# submersable heaters



## flojan (Mar 10, 2008)

Where is the best place to place your submersable heaters in the tank...Ours is under the filtration unit, Any ideas thanks..
O by the way we upgraded to the Jagers...But we have a problem in the 29 gallon tank... The temperature reading in the tank shows 80 but the heater is set for 76 degrees, but the heater will kick in when it is around 80 degrees.. We have 2 thermometers on there right now, the stick on kind and we bought the digital submersable thermeters..the stick on heater shows 80 degrees, the submersable shows 82.8, and the heater is set for 76 degrees and will kick in when it gets below 80... we are baffled.


----------



## Pablo (Mar 27, 2006)

You've posted in the wrong section. This is general NON aquarium talk. You want GENERAL AQUARIUM DISCUSSION

ideally you place the heater where there is a fair bit of water flow passing over it so as to distribute the heat properly. Try to place your thermometer far away from the heater.

Do not use the stick on outside thermometers. The best is digital thermometer.

I suspect you have a crappy inappropriately placed heater.
Go to Big Als and get

http://tbn0.google.com/images?q=tbn.../www.jlaquatics.com/images/heaters/jager2.jpg
JAGER heater appropriate size

http://img.alibaba.com/photo/50066807/Multi_Function_Digital_Thermometer_Module.jpg
digital thermometer.


----------



## flojan (Mar 10, 2008)

I realize I did post in the wrong section thanks...

The heater in this Tank is a Jager heater, the tank is 29 gallon, a 100 watt heater I believe...


----------



## Pablo (Mar 27, 2006)

Well then you should simply re calibrate the heater. 

Turn it off let it sit for 1/2 hour then pick it up. On the top there is a little plastic tab you can pull up (above the temperature dial).

If the heater is heating to 80, but is only set to 76, simply pull the tab up (this seperates the indicator arrow on top of the heater so it can be moved independantly of the blue temperature setting ring) and set the ARROW, not the dial, to 80. Understand what I'm saying?

You have the arrow pointing to 76, you want to point the arrow to 80, WITHOUT moving the blue ring.

Then carefully snap the tab back by pushing it down until it clicks.


----------



## flojan (Mar 10, 2008)

Ideally we want to have the tank sitting at 78...Thanks for the information...So we will try that..


----------



## Pablo (Mar 27, 2006)

Once the heater's arrow is pointing to the actual temperature by calibrating it like this it will be much easier to set temperatures later because the number will correspond to the actual temperature.


----------



## flojan (Mar 10, 2008)

Thank you... we hope it works


----------

Exercise input:
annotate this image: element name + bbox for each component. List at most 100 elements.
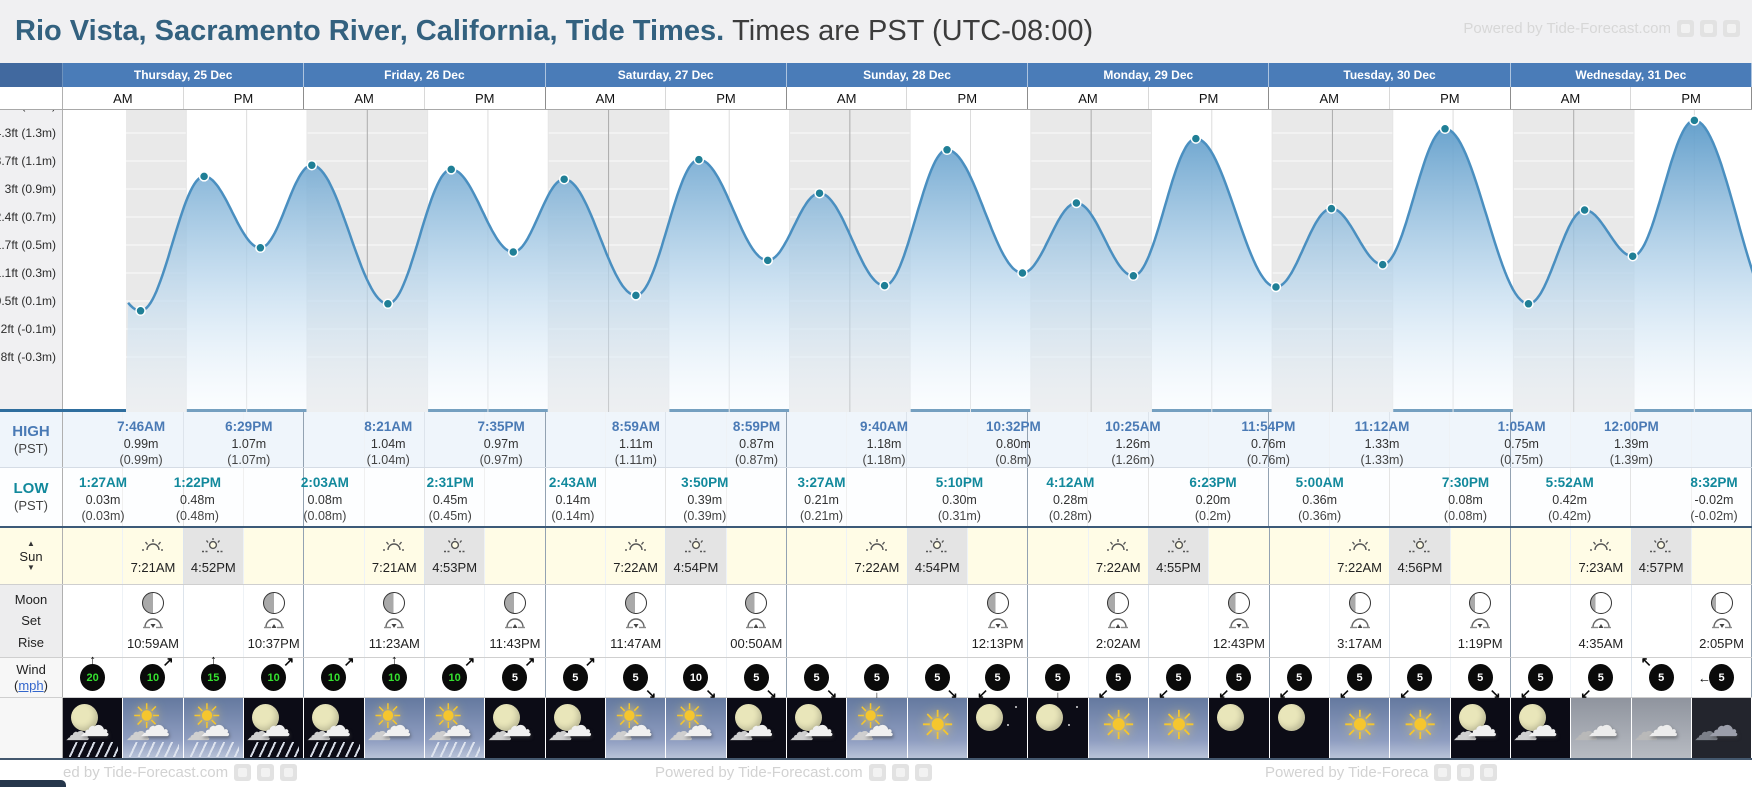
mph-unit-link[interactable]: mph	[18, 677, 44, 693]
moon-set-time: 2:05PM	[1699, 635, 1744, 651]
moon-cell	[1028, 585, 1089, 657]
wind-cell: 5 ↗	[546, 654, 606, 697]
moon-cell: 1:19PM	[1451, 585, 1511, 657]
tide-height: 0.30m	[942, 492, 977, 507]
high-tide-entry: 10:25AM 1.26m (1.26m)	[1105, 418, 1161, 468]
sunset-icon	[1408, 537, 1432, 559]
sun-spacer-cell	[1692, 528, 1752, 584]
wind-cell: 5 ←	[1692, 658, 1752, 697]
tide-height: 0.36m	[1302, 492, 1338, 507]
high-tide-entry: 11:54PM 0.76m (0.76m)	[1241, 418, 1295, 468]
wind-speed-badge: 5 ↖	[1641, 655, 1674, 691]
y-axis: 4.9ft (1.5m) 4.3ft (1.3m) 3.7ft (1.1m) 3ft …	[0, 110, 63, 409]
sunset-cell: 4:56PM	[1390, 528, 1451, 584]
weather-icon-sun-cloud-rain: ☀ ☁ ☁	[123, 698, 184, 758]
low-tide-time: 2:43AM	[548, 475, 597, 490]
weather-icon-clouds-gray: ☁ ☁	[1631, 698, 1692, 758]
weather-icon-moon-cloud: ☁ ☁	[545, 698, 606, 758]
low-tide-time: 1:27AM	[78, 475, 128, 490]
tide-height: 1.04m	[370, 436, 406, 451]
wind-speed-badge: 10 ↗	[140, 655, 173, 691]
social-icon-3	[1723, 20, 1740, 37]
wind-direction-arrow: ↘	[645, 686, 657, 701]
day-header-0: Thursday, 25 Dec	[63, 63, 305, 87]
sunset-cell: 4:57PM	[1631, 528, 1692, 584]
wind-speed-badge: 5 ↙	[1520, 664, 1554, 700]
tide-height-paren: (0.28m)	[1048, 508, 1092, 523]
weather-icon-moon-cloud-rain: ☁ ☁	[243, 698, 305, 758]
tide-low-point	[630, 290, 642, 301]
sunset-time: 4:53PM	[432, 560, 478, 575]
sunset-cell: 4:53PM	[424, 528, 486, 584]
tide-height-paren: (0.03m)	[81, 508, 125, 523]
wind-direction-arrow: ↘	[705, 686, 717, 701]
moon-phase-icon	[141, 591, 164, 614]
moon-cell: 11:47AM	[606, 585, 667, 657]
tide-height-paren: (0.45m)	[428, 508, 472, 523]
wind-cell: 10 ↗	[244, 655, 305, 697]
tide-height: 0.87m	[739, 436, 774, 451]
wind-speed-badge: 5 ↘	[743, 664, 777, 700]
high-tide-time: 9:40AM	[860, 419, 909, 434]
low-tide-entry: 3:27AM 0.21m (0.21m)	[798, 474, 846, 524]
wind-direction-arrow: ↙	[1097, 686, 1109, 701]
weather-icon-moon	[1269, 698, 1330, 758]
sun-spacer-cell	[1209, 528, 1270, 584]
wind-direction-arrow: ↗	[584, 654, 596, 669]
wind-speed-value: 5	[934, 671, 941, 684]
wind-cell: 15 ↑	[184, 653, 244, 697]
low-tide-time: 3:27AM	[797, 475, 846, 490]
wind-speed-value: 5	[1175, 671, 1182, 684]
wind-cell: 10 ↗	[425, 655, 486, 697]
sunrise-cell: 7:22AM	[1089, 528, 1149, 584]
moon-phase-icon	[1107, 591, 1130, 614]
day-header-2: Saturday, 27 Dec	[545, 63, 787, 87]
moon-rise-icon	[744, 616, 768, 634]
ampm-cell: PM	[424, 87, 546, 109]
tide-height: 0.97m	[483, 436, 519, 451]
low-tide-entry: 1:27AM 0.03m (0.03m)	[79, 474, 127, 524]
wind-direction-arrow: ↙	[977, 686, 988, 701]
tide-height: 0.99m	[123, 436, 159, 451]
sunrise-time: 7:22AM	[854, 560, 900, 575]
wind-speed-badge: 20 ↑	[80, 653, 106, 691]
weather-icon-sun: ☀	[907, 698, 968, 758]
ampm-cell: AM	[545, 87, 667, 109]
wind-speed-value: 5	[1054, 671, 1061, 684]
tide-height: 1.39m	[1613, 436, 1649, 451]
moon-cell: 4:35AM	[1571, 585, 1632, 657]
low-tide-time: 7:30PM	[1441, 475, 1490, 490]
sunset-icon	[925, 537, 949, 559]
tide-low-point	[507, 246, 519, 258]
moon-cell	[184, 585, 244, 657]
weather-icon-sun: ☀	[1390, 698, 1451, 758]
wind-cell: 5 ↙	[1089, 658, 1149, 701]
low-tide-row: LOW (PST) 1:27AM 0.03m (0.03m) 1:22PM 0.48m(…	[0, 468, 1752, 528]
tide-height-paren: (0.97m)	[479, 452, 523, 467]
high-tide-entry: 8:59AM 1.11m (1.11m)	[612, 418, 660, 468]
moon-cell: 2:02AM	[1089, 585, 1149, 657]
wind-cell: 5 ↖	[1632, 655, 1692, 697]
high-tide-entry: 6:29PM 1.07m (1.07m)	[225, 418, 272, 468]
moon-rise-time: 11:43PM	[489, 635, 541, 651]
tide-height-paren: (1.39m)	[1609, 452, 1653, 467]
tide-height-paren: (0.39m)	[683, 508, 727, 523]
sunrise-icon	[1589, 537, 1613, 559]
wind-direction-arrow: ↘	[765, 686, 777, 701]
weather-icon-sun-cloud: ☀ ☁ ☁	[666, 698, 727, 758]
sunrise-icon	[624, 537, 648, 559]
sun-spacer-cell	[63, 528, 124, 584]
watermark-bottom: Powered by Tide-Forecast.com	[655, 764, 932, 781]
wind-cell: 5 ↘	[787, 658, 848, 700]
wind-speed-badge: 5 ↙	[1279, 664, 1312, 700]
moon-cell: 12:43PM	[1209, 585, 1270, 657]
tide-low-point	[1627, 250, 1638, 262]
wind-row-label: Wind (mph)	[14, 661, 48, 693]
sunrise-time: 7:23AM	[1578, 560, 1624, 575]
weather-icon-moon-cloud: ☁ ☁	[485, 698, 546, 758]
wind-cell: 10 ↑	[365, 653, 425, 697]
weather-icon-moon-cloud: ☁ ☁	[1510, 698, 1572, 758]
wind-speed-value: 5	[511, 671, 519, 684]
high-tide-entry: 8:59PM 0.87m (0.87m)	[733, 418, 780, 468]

--

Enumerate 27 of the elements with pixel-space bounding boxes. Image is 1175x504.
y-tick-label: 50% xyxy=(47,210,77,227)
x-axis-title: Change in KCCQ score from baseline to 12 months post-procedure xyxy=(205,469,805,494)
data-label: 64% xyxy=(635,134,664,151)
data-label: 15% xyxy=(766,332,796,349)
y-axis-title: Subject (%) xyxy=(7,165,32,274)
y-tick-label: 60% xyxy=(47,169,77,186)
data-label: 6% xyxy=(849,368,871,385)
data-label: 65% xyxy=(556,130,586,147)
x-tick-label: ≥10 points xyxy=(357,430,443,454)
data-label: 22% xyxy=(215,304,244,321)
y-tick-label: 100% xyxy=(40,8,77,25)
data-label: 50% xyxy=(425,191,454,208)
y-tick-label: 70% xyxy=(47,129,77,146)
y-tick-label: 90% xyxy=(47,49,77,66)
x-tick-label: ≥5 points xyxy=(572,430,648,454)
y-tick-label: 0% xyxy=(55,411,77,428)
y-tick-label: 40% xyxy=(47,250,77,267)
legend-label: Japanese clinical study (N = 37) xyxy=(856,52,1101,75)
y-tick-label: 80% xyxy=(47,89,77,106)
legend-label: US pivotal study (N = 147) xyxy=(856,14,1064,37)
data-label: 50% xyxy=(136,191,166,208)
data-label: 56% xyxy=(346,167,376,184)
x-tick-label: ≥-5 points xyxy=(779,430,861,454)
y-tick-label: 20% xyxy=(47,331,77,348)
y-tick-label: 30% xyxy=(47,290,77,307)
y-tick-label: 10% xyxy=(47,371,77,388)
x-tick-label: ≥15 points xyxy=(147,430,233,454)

* * *

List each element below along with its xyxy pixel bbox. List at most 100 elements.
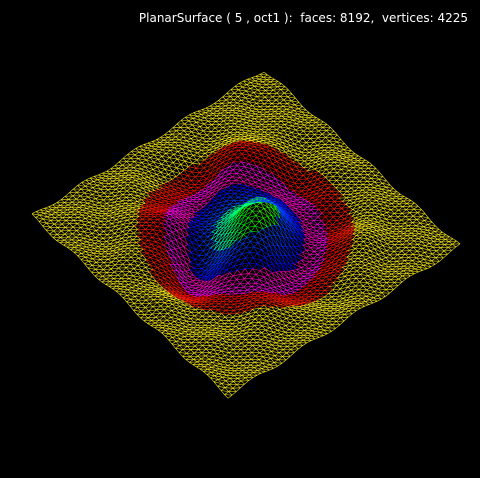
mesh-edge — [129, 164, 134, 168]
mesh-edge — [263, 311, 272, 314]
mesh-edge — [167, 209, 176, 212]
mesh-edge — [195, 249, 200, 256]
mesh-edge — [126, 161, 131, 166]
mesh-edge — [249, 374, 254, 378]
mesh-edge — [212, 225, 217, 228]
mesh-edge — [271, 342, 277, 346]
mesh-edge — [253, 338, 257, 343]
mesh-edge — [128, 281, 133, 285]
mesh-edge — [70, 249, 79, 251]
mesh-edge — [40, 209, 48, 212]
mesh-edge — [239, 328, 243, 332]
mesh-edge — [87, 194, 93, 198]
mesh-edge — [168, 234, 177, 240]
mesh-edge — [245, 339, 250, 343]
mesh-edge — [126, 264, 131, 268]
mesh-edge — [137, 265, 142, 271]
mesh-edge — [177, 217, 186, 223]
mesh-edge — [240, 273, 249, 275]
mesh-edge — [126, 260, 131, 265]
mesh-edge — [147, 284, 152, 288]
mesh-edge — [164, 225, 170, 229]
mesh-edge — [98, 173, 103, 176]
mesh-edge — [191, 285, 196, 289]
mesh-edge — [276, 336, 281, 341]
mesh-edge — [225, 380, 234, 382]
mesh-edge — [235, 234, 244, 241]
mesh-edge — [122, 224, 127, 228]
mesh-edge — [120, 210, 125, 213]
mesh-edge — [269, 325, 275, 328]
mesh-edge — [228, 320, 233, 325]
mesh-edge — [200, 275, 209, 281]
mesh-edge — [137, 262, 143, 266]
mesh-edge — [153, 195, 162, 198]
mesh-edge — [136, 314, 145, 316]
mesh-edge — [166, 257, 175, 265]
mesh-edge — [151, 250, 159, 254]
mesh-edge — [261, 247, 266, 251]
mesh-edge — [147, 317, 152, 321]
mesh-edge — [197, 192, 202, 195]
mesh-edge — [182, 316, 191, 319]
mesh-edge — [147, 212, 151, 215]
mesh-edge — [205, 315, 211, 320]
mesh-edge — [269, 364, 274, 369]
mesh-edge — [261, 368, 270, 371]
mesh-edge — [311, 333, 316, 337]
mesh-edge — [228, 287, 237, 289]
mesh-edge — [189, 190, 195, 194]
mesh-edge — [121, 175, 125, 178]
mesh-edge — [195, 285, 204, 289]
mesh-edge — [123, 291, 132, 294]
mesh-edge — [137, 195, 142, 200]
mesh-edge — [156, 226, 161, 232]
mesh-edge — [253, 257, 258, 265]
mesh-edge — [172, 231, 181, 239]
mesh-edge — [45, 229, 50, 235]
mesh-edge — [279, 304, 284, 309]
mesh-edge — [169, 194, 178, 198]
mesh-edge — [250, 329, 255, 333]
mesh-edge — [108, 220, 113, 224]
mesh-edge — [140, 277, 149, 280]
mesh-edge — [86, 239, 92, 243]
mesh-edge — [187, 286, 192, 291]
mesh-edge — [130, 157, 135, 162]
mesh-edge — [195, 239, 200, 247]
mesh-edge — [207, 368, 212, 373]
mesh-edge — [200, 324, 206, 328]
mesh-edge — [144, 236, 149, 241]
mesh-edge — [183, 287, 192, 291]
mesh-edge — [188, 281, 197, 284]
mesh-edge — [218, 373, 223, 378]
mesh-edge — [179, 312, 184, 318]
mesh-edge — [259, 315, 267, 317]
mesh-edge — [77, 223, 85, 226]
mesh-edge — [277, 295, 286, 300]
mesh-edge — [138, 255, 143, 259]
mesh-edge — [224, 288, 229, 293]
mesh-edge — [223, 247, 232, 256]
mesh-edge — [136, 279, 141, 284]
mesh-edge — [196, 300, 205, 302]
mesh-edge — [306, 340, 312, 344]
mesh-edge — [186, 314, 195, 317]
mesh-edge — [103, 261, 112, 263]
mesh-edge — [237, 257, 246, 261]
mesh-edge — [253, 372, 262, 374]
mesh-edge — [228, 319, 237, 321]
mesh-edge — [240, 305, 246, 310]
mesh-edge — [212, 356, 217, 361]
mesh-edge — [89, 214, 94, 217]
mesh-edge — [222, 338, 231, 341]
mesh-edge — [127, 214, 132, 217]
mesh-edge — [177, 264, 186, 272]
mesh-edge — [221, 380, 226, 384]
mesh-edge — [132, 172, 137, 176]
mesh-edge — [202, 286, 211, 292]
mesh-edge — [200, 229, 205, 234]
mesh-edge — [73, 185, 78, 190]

Stated task 1: In the heater thread, at what temperature does flojan ideally want the tank to sit?
Stated task 2: Copy everything in the records from the line containing "mesh-edge — [129, 164, 134, 168]" down through the line containing "mesh-edge — [269, 364, 274, 369]", word for word, with both of those lines included.

Written answer 1: 78 degrees.

Written answer 2:
mesh-edge — [129, 164, 134, 168]
mesh-edge — [263, 311, 272, 314]
mesh-edge — [167, 209, 176, 212]
mesh-edge — [195, 249, 200, 256]
mesh-edge — [126, 161, 131, 166]
mesh-edge — [249, 374, 254, 378]
mesh-edge — [212, 225, 217, 228]
mesh-edge — [271, 342, 277, 346]
mesh-edge — [253, 338, 257, 343]
mesh-edge — [128, 281, 133, 285]
mesh-edge — [70, 249, 79, 251]
mesh-edge — [40, 209, 48, 212]
mesh-edge — [239, 328, 243, 332]
mesh-edge — [87, 194, 93, 198]
mesh-edge — [168, 234, 177, 240]
mesh-edge — [245, 339, 250, 343]
mesh-edge — [126, 264, 131, 268]
mesh-edge — [137, 265, 142, 271]
mesh-edge — [177, 217, 186, 223]
mesh-edge — [240, 273, 249, 275]
mesh-edge — [126, 260, 131, 265]
mesh-edge — [147, 284, 152, 288]
mesh-edge — [164, 225, 170, 229]
mesh-edge — [98, 173, 103, 176]
mesh-edge — [191, 285, 196, 289]
mesh-edge — [276, 336, 281, 341]
mesh-edge — [225, 380, 234, 382]
mesh-edge — [235, 234, 244, 241]
mesh-edge — [122, 224, 127, 228]
mesh-edge — [120, 210, 125, 213]
mesh-edge — [269, 325, 275, 328]
mesh-edge — [228, 320, 233, 325]
mesh-edge — [200, 275, 209, 281]
mesh-edge — [137, 262, 143, 266]
mesh-edge — [153, 195, 162, 198]
mesh-edge — [136, 314, 145, 316]
mesh-edge — [166, 257, 175, 265]
mesh-edge — [151, 250, 159, 254]
mesh-edge — [261, 247, 266, 251]
mesh-edge — [147, 317, 152, 321]
mesh-edge — [197, 192, 202, 195]
mesh-edge — [182, 316, 191, 319]
mesh-edge — [147, 212, 151, 215]
mesh-edge — [205, 315, 211, 320]
mesh-edge — [269, 364, 274, 369]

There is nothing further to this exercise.